__Work instruction__: Going through the data below, copy out each line where the word "nrelative" shows up.

---+---

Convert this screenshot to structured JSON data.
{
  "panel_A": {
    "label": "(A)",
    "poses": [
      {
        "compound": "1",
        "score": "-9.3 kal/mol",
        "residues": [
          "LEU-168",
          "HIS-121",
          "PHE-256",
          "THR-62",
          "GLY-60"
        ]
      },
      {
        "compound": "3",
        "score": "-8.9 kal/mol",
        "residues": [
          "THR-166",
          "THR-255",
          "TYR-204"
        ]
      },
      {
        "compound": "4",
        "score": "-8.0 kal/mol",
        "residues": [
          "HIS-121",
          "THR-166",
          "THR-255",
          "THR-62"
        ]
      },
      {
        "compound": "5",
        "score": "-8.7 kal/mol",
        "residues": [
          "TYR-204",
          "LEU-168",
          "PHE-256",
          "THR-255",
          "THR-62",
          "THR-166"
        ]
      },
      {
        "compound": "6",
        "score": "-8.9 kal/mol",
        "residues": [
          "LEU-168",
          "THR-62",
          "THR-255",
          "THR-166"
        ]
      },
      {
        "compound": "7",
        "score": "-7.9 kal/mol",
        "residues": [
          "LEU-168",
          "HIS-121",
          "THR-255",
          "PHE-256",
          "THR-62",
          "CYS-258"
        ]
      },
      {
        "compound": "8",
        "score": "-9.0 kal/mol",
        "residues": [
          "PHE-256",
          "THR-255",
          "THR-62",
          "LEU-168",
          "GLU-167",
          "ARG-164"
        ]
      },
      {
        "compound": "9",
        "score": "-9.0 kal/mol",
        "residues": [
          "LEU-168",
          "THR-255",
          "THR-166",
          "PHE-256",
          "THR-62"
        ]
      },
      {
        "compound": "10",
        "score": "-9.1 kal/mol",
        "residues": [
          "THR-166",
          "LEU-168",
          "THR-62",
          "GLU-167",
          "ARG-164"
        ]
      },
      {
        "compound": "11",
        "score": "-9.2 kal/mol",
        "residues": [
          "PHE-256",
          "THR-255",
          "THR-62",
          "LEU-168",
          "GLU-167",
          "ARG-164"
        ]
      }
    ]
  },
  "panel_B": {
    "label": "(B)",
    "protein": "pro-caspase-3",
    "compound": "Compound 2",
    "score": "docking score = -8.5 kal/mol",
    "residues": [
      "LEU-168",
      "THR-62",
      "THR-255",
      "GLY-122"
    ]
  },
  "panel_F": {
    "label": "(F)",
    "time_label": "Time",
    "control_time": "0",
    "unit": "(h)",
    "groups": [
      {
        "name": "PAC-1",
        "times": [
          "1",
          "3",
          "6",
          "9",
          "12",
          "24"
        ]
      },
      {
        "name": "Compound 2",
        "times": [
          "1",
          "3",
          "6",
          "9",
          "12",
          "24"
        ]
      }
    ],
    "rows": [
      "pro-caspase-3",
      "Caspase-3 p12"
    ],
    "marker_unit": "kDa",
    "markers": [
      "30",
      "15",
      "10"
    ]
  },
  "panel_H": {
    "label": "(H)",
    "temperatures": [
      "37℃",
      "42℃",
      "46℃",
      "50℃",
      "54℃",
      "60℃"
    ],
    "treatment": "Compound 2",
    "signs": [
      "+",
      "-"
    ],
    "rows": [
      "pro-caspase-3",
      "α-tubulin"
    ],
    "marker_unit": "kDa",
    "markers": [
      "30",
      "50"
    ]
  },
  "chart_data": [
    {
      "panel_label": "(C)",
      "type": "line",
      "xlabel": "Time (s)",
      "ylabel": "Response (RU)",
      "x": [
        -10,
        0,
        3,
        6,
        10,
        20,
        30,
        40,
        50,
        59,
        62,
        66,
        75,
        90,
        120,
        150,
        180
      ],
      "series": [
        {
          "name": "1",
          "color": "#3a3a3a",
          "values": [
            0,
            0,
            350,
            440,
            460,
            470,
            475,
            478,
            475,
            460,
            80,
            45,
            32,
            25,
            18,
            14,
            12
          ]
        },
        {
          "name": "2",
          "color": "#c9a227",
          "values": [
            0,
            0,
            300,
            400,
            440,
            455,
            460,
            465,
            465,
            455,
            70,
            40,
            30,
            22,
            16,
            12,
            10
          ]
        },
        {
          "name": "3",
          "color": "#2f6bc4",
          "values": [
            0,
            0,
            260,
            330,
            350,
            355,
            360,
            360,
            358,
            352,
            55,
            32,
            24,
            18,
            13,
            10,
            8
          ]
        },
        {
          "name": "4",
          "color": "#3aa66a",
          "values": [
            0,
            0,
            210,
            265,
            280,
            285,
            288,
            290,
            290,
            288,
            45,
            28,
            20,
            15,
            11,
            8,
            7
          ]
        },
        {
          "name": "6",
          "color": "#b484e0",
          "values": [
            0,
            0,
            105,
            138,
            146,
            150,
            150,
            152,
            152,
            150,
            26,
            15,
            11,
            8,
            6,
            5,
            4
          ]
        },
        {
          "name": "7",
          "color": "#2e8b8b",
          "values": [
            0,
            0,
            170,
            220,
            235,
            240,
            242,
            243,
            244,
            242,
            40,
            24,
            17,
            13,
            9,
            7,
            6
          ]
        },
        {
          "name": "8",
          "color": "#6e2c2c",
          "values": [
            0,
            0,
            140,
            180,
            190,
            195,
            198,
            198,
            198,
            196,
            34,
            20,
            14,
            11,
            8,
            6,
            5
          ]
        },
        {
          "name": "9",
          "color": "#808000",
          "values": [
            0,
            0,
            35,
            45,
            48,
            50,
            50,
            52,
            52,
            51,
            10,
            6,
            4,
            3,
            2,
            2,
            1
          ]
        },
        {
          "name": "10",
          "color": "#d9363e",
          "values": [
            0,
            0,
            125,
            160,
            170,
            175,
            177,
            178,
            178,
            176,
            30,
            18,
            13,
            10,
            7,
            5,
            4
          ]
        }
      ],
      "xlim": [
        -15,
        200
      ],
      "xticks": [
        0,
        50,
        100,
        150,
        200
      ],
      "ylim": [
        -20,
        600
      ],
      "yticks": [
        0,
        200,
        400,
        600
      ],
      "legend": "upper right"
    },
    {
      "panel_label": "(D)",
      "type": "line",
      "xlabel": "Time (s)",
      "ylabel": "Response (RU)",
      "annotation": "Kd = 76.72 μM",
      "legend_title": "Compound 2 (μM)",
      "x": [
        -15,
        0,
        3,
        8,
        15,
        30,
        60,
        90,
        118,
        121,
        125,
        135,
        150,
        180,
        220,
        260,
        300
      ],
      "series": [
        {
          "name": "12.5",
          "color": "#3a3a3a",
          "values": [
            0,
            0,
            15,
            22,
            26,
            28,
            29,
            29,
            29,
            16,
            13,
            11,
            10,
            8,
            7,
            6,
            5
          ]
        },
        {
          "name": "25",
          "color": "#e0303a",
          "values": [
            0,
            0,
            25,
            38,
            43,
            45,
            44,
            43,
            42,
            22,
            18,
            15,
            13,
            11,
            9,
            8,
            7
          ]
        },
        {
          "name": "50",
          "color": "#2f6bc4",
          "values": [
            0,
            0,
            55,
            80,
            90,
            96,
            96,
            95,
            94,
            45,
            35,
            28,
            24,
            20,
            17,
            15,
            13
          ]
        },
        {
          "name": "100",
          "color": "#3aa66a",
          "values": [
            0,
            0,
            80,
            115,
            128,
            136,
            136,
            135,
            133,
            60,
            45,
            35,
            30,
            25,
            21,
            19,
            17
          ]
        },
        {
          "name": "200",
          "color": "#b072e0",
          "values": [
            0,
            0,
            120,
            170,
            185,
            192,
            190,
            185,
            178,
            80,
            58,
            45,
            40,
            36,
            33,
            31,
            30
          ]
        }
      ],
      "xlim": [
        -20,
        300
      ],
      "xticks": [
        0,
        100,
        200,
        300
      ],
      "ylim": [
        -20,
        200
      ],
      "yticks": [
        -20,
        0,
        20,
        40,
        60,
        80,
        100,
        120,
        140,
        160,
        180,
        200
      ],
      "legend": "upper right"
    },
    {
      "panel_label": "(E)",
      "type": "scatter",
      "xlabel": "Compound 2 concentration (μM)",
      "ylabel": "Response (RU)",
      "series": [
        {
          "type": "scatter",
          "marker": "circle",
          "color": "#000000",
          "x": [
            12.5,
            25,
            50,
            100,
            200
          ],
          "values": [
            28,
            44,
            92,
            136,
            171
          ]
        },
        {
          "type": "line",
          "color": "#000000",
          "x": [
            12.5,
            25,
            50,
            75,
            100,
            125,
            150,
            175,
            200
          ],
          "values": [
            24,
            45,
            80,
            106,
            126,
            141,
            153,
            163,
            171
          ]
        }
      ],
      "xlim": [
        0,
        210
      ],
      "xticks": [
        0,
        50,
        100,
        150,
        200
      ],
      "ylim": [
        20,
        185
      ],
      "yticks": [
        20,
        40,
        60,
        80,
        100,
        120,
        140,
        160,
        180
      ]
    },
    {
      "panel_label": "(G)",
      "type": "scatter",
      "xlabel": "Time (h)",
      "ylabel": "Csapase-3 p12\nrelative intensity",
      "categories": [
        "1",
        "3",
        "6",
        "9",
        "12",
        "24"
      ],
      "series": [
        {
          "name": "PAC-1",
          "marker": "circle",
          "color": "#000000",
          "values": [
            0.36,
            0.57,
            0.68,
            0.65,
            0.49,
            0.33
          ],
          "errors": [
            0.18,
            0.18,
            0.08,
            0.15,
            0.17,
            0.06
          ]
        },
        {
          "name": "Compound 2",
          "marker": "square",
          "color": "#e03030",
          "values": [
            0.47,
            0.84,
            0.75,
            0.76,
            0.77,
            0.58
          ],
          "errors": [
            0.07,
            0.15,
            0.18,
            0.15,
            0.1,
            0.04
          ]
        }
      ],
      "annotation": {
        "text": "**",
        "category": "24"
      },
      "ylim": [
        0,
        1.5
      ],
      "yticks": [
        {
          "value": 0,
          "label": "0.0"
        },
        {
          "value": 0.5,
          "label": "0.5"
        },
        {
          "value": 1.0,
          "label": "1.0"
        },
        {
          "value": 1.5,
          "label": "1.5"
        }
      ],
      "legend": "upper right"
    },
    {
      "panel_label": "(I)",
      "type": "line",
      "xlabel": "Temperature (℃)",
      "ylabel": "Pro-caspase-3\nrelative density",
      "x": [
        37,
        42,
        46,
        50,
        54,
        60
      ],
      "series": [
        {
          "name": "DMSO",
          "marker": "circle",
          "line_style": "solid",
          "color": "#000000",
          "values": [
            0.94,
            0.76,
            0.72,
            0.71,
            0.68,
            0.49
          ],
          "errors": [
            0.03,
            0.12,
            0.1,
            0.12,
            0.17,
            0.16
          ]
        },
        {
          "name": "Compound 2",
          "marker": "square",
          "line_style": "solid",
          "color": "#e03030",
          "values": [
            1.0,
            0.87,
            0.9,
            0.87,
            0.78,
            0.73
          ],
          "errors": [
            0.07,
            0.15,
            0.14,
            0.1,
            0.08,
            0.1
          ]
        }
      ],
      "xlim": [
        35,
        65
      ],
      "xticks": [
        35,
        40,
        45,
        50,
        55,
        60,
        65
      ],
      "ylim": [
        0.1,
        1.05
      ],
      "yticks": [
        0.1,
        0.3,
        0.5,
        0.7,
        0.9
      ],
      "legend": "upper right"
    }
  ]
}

---+---

__Response area__:
      "ylabel": "Csapase-3 p12\nrelative intensity",
      "ylabel": "Pro-caspase-3\nrelative density",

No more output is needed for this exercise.